Records
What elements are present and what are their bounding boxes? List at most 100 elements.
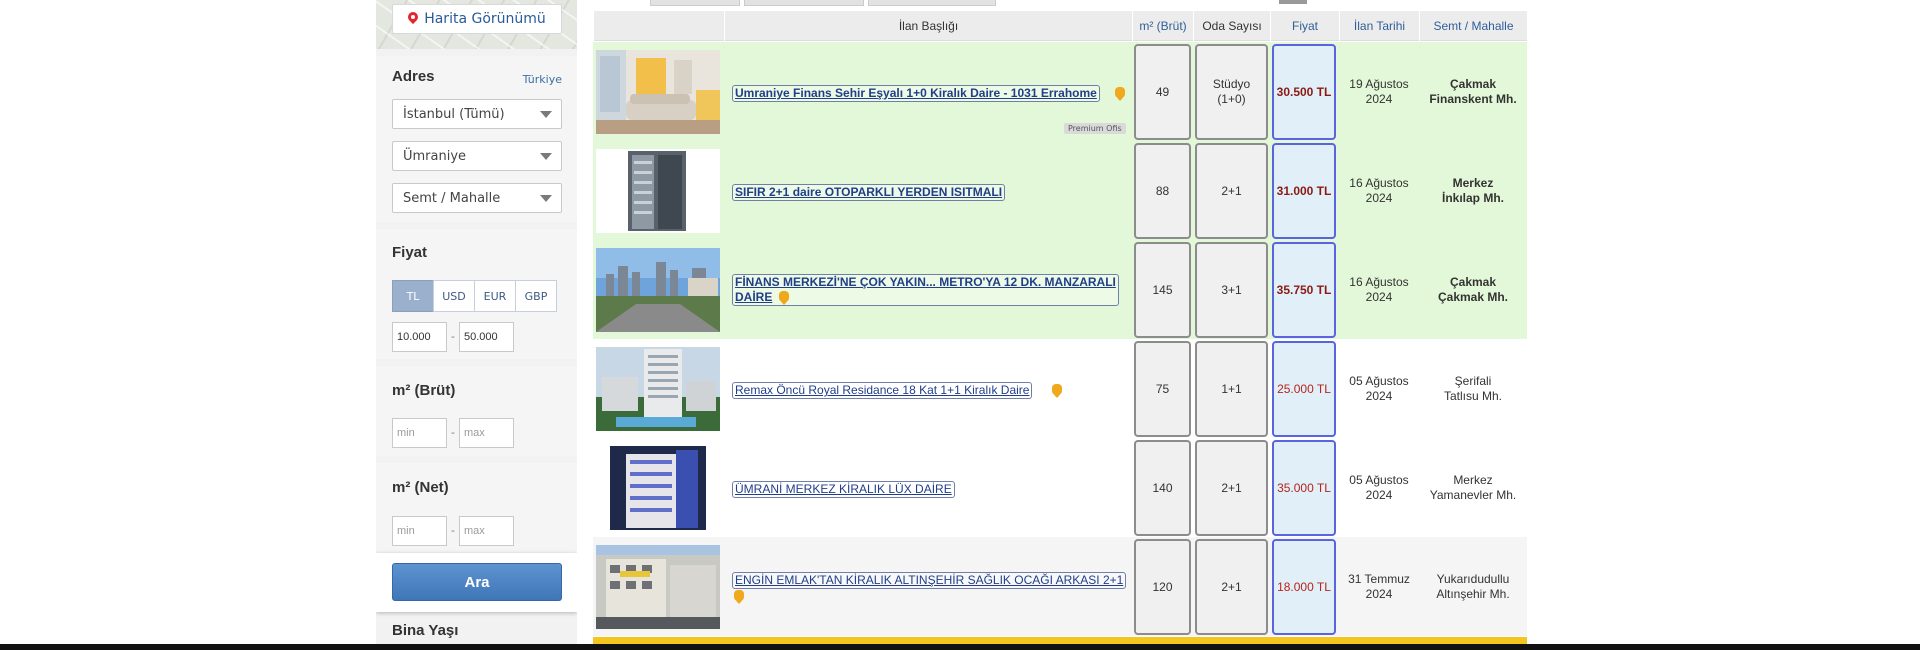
header-date[interactable]: İlan Tarihi <box>1339 11 1419 41</box>
currency-toggle: TL USD EUR GBP <box>392 280 557 312</box>
district-value: Ümraniye <box>403 149 467 164</box>
chevron-down-icon <box>540 153 552 160</box>
date-line1: 16 Ağustos <box>1349 175 1409 190</box>
address-title: Adres <box>392 68 435 85</box>
m2-net-max-input[interactable]: max <box>459 516 514 546</box>
date-cell: 31 Temmuz 2024 <box>1341 537 1417 636</box>
screen-bottom-edge <box>0 644 1920 650</box>
district-select[interactable]: Ümraniye <box>392 141 562 171</box>
view-tab[interactable] <box>650 0 740 6</box>
location-cell: Merkez Yamanevler Mh. <box>1421 438 1525 537</box>
listing-title-link[interactable]: SIFIR 2+1 daire OTOPARKLI YERDEN ISITMAL… <box>732 184 1006 201</box>
map-preview: Harita Görünümü <box>376 0 577 49</box>
header-m2[interactable]: m² (Brüt) <box>1132 11 1193 41</box>
listing-title-line1: FİNANS MERKEZİ'NE ÇOK YAKIN... METRO'YA … <box>735 275 1116 289</box>
price-cell: 35.000 TL <box>1272 440 1336 536</box>
currency-gbp-button[interactable]: GBP <box>515 280 557 312</box>
table-row[interactable]: ÜMRANİ MERKEZ KİRALIK LÜX DAİRE 140 2+1 … <box>593 438 1527 537</box>
price-min-input[interactable]: 10.000 <box>392 322 447 352</box>
price-cell: 30.500 TL <box>1272 44 1336 140</box>
listing-title: SIFIR 2+1 daire OTOPARKLI YERDEN ISITMAL… <box>735 185 1003 199</box>
date-line1: 05 Ağustos <box>1349 472 1409 487</box>
listing-thumbnail[interactable] <box>596 545 720 629</box>
loc-line2: Tatlısu Mh. <box>1443 388 1503 403</box>
listing-title: Remax Öncü Royal Residance 18 Kat 1+1 Ki… <box>735 383 1030 397</box>
bottom-accent-bar <box>593 637 1527 644</box>
date-cell: 05 Ağustos 2024 <box>1341 339 1417 438</box>
listing-title-link[interactable]: ÜMRANİ MERKEZ KİRALIK LÜX DAİRE <box>732 481 955 498</box>
date-line2: 2024 <box>1365 586 1393 601</box>
m2-gross-title: m² (Brüt) <box>392 382 456 399</box>
view-tab[interactable] <box>868 0 996 6</box>
listing-photo <box>596 545 720 629</box>
search-button[interactable]: Ara <box>392 563 562 601</box>
chevron-down-icon <box>540 195 552 202</box>
placeholder-min: min <box>397 427 415 439</box>
search-panel: Ara <box>376 553 577 612</box>
loc-line1: Çakmak <box>1449 274 1497 289</box>
rooms-line1: Stüdyo <box>1212 77 1251 91</box>
price-max-input[interactable]: 50.000 <box>459 322 514 352</box>
listing-photo <box>596 347 720 431</box>
view-tab[interactable] <box>744 0 864 6</box>
m2-net-min-input[interactable]: min <box>392 516 447 546</box>
location-pin-icon <box>408 12 418 26</box>
m2-cell: 49 <box>1134 44 1191 140</box>
date-line2: 2024 <box>1365 91 1393 106</box>
listing-title: ÜMRANİ MERKEZ KİRALIK LÜX DAİRE <box>735 482 952 496</box>
listing-title-link[interactable]: FİNANS MERKEZİ'NE ÇOK YAKIN... METRO'YA … <box>732 274 1119 306</box>
m2-net-title: m² (Net) <box>392 479 449 496</box>
table-row[interactable]: ENGİN EMLAK'TAN KİRALIK ALTINŞEHİR SAĞLI… <box>593 537 1527 636</box>
range-separator: - <box>451 426 455 439</box>
country-link[interactable]: Türkiye <box>523 73 562 86</box>
m2-gross-min-input[interactable]: min <box>392 418 447 448</box>
m2-cell: 75 <box>1134 341 1191 437</box>
m2-gross-max-input[interactable]: max <box>459 418 514 448</box>
listing-title-link[interactable]: Remax Öncü Royal Residance 18 Kat 1+1 Ki… <box>732 382 1033 399</box>
currency-usd-button[interactable]: USD <box>433 280 475 312</box>
date-cell: 19 Ağustos 2024 <box>1341 42 1417 141</box>
location-cell: Yukarıdudullu Altınşehir Mh. <box>1421 537 1525 636</box>
listing-title-line2: DAİRE <box>735 290 773 304</box>
header-rooms[interactable]: Oda Sayısı <box>1193 11 1270 41</box>
placeholder-max: max <box>464 427 485 439</box>
header-price[interactable]: Fiyat <box>1270 11 1339 41</box>
loc-line1: Merkez <box>1453 472 1493 487</box>
table-row[interactable]: SIFIR 2+1 daire OTOPARKLI YERDEN ISITMAL… <box>593 141 1527 240</box>
loc-line2: Çakmak Mh. <box>1437 289 1509 304</box>
currency-eur-button[interactable]: EUR <box>474 280 516 312</box>
rooms-cell: 2+1 <box>1195 143 1268 239</box>
listing-title-link[interactable]: ENGİN EMLAK'TAN KİRALIK ALTINŞEHİR SAĞLI… <box>732 572 1127 589</box>
loc-line1: Şerifali <box>1454 373 1492 388</box>
map-view-label: Harita Görünümü <box>424 11 546 27</box>
listing-title-link[interactable]: Umraniye Finans Sehir Eşyalı 1+0 Kiralık… <box>732 85 1100 102</box>
listing-thumbnail[interactable] <box>596 149 720 233</box>
map-view-button[interactable]: Harita Görünümü <box>392 4 562 34</box>
listing-photo <box>596 149 720 233</box>
rooms-cell: Stüdyo (1+0) <box>1195 44 1268 140</box>
table-row[interactable]: Umraniye Finans Sehir Eşyalı 1+0 Kiralık… <box>593 42 1527 141</box>
currency-tl-button[interactable]: TL <box>392 280 434 312</box>
listing-photo <box>596 50 720 134</box>
listing-photo <box>596 248 720 332</box>
listing-thumbnail[interactable] <box>596 446 720 530</box>
table-row[interactable]: Remax Öncü Royal Residance 18 Kat 1+1 Ki… <box>593 339 1527 438</box>
comment-badge-icon <box>1052 384 1062 395</box>
province-select[interactable]: İstanbul (Tümü) <box>392 99 562 129</box>
loc-line1: Merkez <box>1452 175 1494 190</box>
header-location[interactable]: Semt / Mahalle <box>1419 11 1527 41</box>
loc-line2: İnkılap Mh. <box>1441 190 1504 205</box>
listing-thumbnail[interactable] <box>596 347 720 431</box>
table-row[interactable]: FİNANS MERKEZİ'NE ÇOK YAKIN... METRO'YA … <box>593 240 1527 339</box>
listing-thumbnail[interactable] <box>596 50 720 134</box>
header-title[interactable]: İlan Başlığı <box>724 11 1132 41</box>
price-filter: Fiyat TL USD EUR GBP 10.000 - 50.000 <box>376 229 577 359</box>
location-cell: Çakmak Çakmak Mh. <box>1421 240 1525 339</box>
price-cell: 25.000 TL <box>1272 341 1336 437</box>
header-photo <box>593 11 724 41</box>
range-separator: - <box>451 524 455 537</box>
loc-line2: Altınşehir Mh. <box>1436 586 1510 601</box>
neighborhood-select[interactable]: Semt / Mahalle <box>392 183 562 213</box>
listing-thumbnail[interactable] <box>596 248 720 332</box>
listing-title: Umraniye Finans Sehir Eşyalı 1+0 Kiralık… <box>735 86 1097 100</box>
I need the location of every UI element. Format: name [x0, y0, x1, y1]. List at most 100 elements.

● Directive
Rewrite the lines above with "listing-thumbnail" switched to "listing-image" wherever it appears, leaving everything else the same. Omit the pictures.

● Worked solution
What elements are present and what are their bounding boxes? List at most 100 elements.
header-date[interactable]: İlan Tarihi <box>1339 11 1419 41</box>
currency-toggle: TL USD EUR GBP <box>392 280 557 312</box>
district-value: Ümraniye <box>403 149 467 164</box>
chevron-down-icon <box>540 153 552 160</box>
date-line1: 16 Ağustos <box>1349 175 1409 190</box>
address-title: Adres <box>392 68 435 85</box>
m2-net-max-input[interactable]: max <box>459 516 514 546</box>
date-cell: 31 Temmuz 2024 <box>1341 537 1417 636</box>
screen-bottom-edge <box>0 644 1920 650</box>
district-select[interactable]: Ümraniye <box>392 141 562 171</box>
view-tab[interactable] <box>650 0 740 6</box>
location-cell: Merkez Yamanevler Mh. <box>1421 438 1525 537</box>
listing-title-link[interactable]: SIFIR 2+1 daire OTOPARKLI YERDEN ISITMAL… <box>732 184 1006 201</box>
map-preview: Harita Görünümü <box>376 0 577 49</box>
header-m2[interactable]: m² (Brüt) <box>1132 11 1193 41</box>
listing-title-line1: FİNANS MERKEZİ'NE ÇOK YAKIN... METRO'YA … <box>735 275 1116 289</box>
price-cell: 35.000 TL <box>1272 440 1336 536</box>
currency-gbp-button[interactable]: GBP <box>515 280 557 312</box>
table-row[interactable]: ÜMRANİ MERKEZ KİRALIK LÜX DAİRE 140 2+1 … <box>593 438 1527 537</box>
price-min-input[interactable]: 10.000 <box>392 322 447 352</box>
price-cell: 30.500 TL <box>1272 44 1336 140</box>
listing-title: SIFIR 2+1 daire OTOPARKLI YERDEN ISITMAL… <box>735 185 1003 199</box>
date-line1: 05 Ağustos <box>1349 472 1409 487</box>
listing-image[interactable] <box>596 545 720 629</box>
loc-line2: Tatlısu Mh. <box>1443 388 1503 403</box>
listing-title: Remax Öncü Royal Residance 18 Kat 1+1 Ki… <box>735 383 1030 397</box>
bottom-accent-bar <box>593 637 1527 644</box>
date-cell: 05 Ağustos 2024 <box>1341 339 1417 438</box>
listing-title-link[interactable]: ÜMRANİ MERKEZ KİRALIK LÜX DAİRE <box>732 481 955 498</box>
date-line2: 2024 <box>1365 586 1393 601</box>
m2-gross-title: m² (Brüt) <box>392 382 456 399</box>
view-tab[interactable] <box>868 0 996 6</box>
listing-photo <box>596 545 720 629</box>
search-button[interactable]: Ara <box>392 563 562 601</box>
chevron-down-icon <box>540 195 552 202</box>
placeholder-min: min <box>397 427 415 439</box>
search-panel: Ara <box>376 553 577 612</box>
loc-line1: Çakmak <box>1449 274 1497 289</box>
rooms-line1: Stüdyo <box>1212 77 1251 91</box>
price-max-input[interactable]: 50.000 <box>459 322 514 352</box>
listing-photo <box>596 347 720 431</box>
view-tab[interactable] <box>744 0 864 6</box>
m2-net-min-input[interactable]: min <box>392 516 447 546</box>
location-pin-icon <box>408 12 418 26</box>
m2-cell: 49 <box>1134 44 1191 140</box>
date-line2: 2024 <box>1365 91 1393 106</box>
listing-title: ÜMRANİ MERKEZ KİRALIK LÜX DAİRE <box>735 482 952 496</box>
listing-title-link[interactable]: FİNANS MERKEZİ'NE ÇOK YAKIN... METRO'YA … <box>732 274 1119 306</box>
m2-net-title: m² (Net) <box>392 479 449 496</box>
table-row[interactable]: ENGİN EMLAK'TAN KİRALIK ALTINŞEHİR SAĞLI… <box>593 537 1527 636</box>
range-separator: - <box>451 426 455 439</box>
country-link[interactable]: Türkiye <box>523 73 562 86</box>
m2-gross-min-input[interactable]: min <box>392 418 447 448</box>
m2-cell: 75 <box>1134 341 1191 437</box>
m2-gross-max-input[interactable]: max <box>459 418 514 448</box>
listing-title-link[interactable]: Remax Öncü Royal Residance 18 Kat 1+1 Ki… <box>732 382 1033 399</box>
currency-usd-button[interactable]: USD <box>433 280 475 312</box>
date-cell: 19 Ağustos 2024 <box>1341 42 1417 141</box>
location-cell: Yukarıdudullu Altınşehir Mh. <box>1421 537 1525 636</box>
listing-title-line2: DAİRE <box>735 290 773 304</box>
header-rooms[interactable]: Oda Sayısı <box>1193 11 1270 41</box>
placeholder-max: max <box>464 427 485 439</box>
header-price[interactable]: Fiyat <box>1270 11 1339 41</box>
loc-line1: Merkez <box>1453 472 1493 487</box>
table-row[interactable]: SIFIR 2+1 daire OTOPARKLI YERDEN ISITMAL… <box>593 141 1527 240</box>
loc-line2: Çakmak Mh. <box>1437 289 1509 304</box>
currency-eur-button[interactable]: EUR <box>474 280 516 312</box>
rooms-cell: 2+1 <box>1195 143 1268 239</box>
listing-title-link[interactable]: ENGİN EMLAK'TAN KİRALIK ALTINŞEHİR SAĞLI… <box>732 572 1127 589</box>
loc-line1: Şerifali <box>1454 373 1492 388</box>
map-view-label: Harita Görünümü <box>424 11 546 27</box>
listing-title-link[interactable]: Umraniye Finans Sehir Eşyalı 1+0 Kiralık… <box>732 85 1100 102</box>
listing-image[interactable] <box>596 149 720 233</box>
map-view-button[interactable]: Harita Görünümü <box>392 4 562 34</box>
listing-photo <box>596 149 720 233</box>
rooms-cell: Stüdyo (1+0) <box>1195 44 1268 140</box>
table-row[interactable]: Umraniye Finans Sehir Eşyalı 1+0 Kiralık… <box>593 42 1527 141</box>
currency-tl-button[interactable]: TL <box>392 280 434 312</box>
listing-photo <box>596 50 720 134</box>
listing-photo <box>596 248 720 332</box>
listing-image[interactable] <box>596 446 720 530</box>
table-row[interactable]: Remax Öncü Royal Residance 18 Kat 1+1 Ki… <box>593 339 1527 438</box>
comment-badge-icon <box>1052 384 1062 395</box>
province-select[interactable]: İstanbul (Tümü) <box>392 99 562 129</box>
loc-line1: Merkez <box>1452 175 1494 190</box>
header-location[interactable]: Semt / Mahalle <box>1419 11 1527 41</box>
loc-line2: İnkılap Mh. <box>1441 190 1504 205</box>
listing-image[interactable] <box>596 347 720 431</box>
table-row[interactable]: FİNANS MERKEZİ'NE ÇOK YAKIN... METRO'YA … <box>593 240 1527 339</box>
listing-image[interactable] <box>596 50 720 134</box>
header-title[interactable]: İlan Başlığı <box>724 11 1132 41</box>
price-filter: Fiyat TL USD EUR GBP 10.000 - 50.000 <box>376 229 577 359</box>
location-cell: Çakmak Çakmak Mh. <box>1421 240 1525 339</box>
price-cell: 25.000 TL <box>1272 341 1336 437</box>
header-photo <box>593 11 724 41</box>
range-separator: - <box>451 524 455 537</box>
loc-line2: Altınşehir Mh. <box>1436 586 1510 601</box>
neighborhood-select[interactable]: Semt / Mahalle <box>392 183 562 213</box>
listing-image[interactable] <box>596 248 720 332</box>
listing-title: Umraniye Finans Sehir Eşyalı 1+0 Kiralık… <box>735 86 1097 100</box>
I need the location of every UI element. Format: name [x0, y0, x1, y1]. List at most 100 elements.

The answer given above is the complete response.